§ Directive a
Put the entries, from their first line through the line containing "velocity-cell [461,524,470,532]" inclusive, into a JSON list of strings with one string per line and blank lines left out.
BEGIN Selected text
7

Edit: What I really need to know WHICH ssh key from authorized_keys has been used to identify the currently logged on user.

According to "man sshd":

Protocol 2 public key consist of options, keytype, base64-encoded key, comment.

I see that when I use ssh-keygen, the comment is usually the local identity of the user. Is there any way to access this value when I'm on the remote computer ? (Kind of like the SSH_CLIENT shell variable)

(Assuming I enforce the comment to be a remote identity of some sort, I would like to log this from a shell-script! This is on ubuntu)

1
  • I wonder if, after almost 4 years, you managed to find a solution for this problem. I am looking for something quite close to this: to identify user/email even when people did a connection as ROOT. I would even go so far to trust them if they would provide this information as an ENV variable that would be passed from the ssh client machine to the current server.
    – sorin
    May 4, 2014 at 13:33

6 Answers 6

3

I personally would not recommend this solution, but am posting this for the sake of discussion.

If you're willing to:

  1. Change the Logging level of SSHd
  2. Give your script access to /var/log/secure (or equivalent log file)

You can set "LogLevel DEBUG" in sshd_config to get the following entries each time an ssh key is used successfully for authentication:

Aug 13 11:51:13 myhost sshd[20195]: debug1: matching key found: file /home/myuser/.ssh/authorized_keys, line 3
Aug 13 11:51:13 myhost sshd[20195]: Found matching DSA key: 00:aa:bb:cc:dd:ee:00:c0:0b:fa:ce:00:00:ab:cd:ef

Writing a script to parse the logs and retrieve the relevant information would be trivial. You could probably grep for "sshd[$PPID]" to reduce the lines the script has to munge.

Do note that changing the loglevel to DEBUG will increase the size of your logs considerable and may violate the privacy of users. From "man sshd_config":

Logging with a DEBUG level violates the privacy of users and is not recommended.

I'm sure there are various steps one can take to make this solution a little less ghastly (e.g. logging sshd DEBUG info to a different file and controlling access to that file and the script) but at the end if the day it will still make you cringe.
END Selected text
§ Directive b
Translate this sentence from the post about identifying SSH keys into Spanish: "Writing a script to parse the logs and retrieve the relevant information would be trivial."
BEGIN Stored rows
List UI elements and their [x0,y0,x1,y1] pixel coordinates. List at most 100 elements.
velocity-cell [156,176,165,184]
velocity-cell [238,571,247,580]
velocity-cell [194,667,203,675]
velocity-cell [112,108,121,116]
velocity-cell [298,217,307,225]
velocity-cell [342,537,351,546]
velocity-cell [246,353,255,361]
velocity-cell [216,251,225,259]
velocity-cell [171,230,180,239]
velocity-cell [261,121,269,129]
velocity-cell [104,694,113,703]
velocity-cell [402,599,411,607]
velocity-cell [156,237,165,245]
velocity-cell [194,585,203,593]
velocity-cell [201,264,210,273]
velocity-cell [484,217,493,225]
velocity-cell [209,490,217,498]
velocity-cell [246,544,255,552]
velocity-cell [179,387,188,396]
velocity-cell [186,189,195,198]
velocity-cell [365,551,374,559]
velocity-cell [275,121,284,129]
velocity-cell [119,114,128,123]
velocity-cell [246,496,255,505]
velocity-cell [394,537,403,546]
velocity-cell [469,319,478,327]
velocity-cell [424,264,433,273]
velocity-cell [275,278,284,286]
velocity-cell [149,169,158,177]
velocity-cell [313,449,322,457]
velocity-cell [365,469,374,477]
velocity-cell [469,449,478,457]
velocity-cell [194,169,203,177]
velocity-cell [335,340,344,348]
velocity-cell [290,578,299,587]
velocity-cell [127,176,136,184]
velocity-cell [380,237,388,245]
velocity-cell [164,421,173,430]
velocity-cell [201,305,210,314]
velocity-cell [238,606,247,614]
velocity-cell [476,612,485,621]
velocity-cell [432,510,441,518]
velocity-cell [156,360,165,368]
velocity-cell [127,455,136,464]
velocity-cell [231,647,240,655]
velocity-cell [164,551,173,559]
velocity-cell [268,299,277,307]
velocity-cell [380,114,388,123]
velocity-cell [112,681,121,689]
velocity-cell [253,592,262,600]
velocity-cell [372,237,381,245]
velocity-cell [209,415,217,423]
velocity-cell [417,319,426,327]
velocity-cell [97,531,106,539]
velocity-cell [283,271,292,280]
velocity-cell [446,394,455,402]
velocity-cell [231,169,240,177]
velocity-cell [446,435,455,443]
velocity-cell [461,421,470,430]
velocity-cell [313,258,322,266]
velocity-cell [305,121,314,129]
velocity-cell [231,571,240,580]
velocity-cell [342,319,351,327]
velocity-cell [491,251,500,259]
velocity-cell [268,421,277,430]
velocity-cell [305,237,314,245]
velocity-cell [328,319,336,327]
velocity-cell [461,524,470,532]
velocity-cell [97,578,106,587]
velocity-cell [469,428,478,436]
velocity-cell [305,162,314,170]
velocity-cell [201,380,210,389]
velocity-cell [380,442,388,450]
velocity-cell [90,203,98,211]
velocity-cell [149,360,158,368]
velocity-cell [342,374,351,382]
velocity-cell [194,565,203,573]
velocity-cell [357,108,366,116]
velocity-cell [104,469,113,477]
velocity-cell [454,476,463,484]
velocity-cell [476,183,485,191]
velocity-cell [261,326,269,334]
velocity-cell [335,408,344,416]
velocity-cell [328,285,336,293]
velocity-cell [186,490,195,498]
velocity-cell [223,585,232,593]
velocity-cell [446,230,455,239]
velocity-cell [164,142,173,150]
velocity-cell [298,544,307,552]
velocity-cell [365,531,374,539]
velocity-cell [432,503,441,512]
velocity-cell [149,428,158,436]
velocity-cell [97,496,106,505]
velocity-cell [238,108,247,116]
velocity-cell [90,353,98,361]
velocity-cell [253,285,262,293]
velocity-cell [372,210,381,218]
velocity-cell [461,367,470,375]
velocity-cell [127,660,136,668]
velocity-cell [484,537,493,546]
END Stored rows
§ Full solution a
[
  "List UI elements and their [x0,y0,x1,y1] pixel coordinates. List at most 100 elements.",
  "velocity-cell [156,176,165,184]",
  "velocity-cell [238,571,247,580]",
  "velocity-cell [194,667,203,675]",
  "velocity-cell [112,108,121,116]",
  "velocity-cell [298,217,307,225]",
  "velocity-cell [342,537,351,546]",
  "velocity-cell [246,353,255,361]",
  "velocity-cell [216,251,225,259]",
  "velocity-cell [171,230,180,239]",
  "velocity-cell [261,121,269,129]",
  "velocity-cell [104,694,113,703]",
  "velocity-cell [402,599,411,607]",
  "velocity-cell [156,237,165,245]",
  "velocity-cell [194,585,203,593]",
  "velocity-cell [201,264,210,273]",
  "velocity-cell [484,217,493,225]",
  "velocity-cell [209,490,217,498]",
  "velocity-cell [246,544,255,552]",
  "velocity-cell [179,387,188,396]",
  "velocity-cell [186,189,195,198]",
  "velocity-cell [365,551,374,559]",
  "velocity-cell [275,121,284,129]",
  "velocity-cell [119,114,128,123]",
  "velocity-cell [246,496,255,505]",
  "velocity-cell [394,537,403,546]",
  "velocity-cell [469,319,478,327]",
  "velocity-cell [424,264,433,273]",
  "velocity-cell [275,278,284,286]",
  "velocity-cell [149,169,158,177]",
  "velocity-cell [313,449,322,457]",
  "velocity-cell [365,469,374,477]",
  "velocity-cell [469,449,478,457]",
  "velocity-cell [194,169,203,177]",
  "velocity-cell [335,340,344,348]",
  "velocity-cell [290,578,299,587]",
  "velocity-cell [127,176,136,184]",
  "velocity-cell [380,237,388,245]",
  "velocity-cell [164,421,173,430]",
  "velocity-cell [201,305,210,314]",
  "velocity-cell [238,606,247,614]",
  "velocity-cell [476,612,485,621]",
  "velocity-cell [432,510,441,518]",
  "velocity-cell [156,360,165,368]",
  "velocity-cell [127,455,136,464]",
  "velocity-cell [231,647,240,655]",
  "velocity-cell [164,551,173,559]",
  "velocity-cell [268,299,277,307]",
  "velocity-cell [380,114,388,123]",
  "velocity-cell [112,681,121,689]",
  "velocity-cell [253,592,262,600]",
  "velocity-cell [372,237,381,245]",
  "velocity-cell [209,415,217,423]",
  "velocity-cell [417,319,426,327]",
  "velocity-cell [97,531,106,539]",
  "velocity-cell [283,271,292,280]",
  "velocity-cell [446,394,455,402]",
  "velocity-cell [231,169,240,177]",
  "velocity-cell [446,435,455,443]",
  "velocity-cell [461,421,470,430]",
  "velocity-cell [313,258,322,266]",
  "velocity-cell [305,121,314,129]",
  "velocity-cell [231,571,240,580]",
  "velocity-cell [342,319,351,327]",
  "velocity-cell [491,251,500,259]",
  "velocity-cell [268,421,277,430]",
  "velocity-cell [305,237,314,245]",
  "velocity-cell [328,319,336,327]",
  "velocity-cell [461,524,470,532]"
]

§ Full solution b
Escribir un script para analizar los registros y obtener la información relevante sería trivial.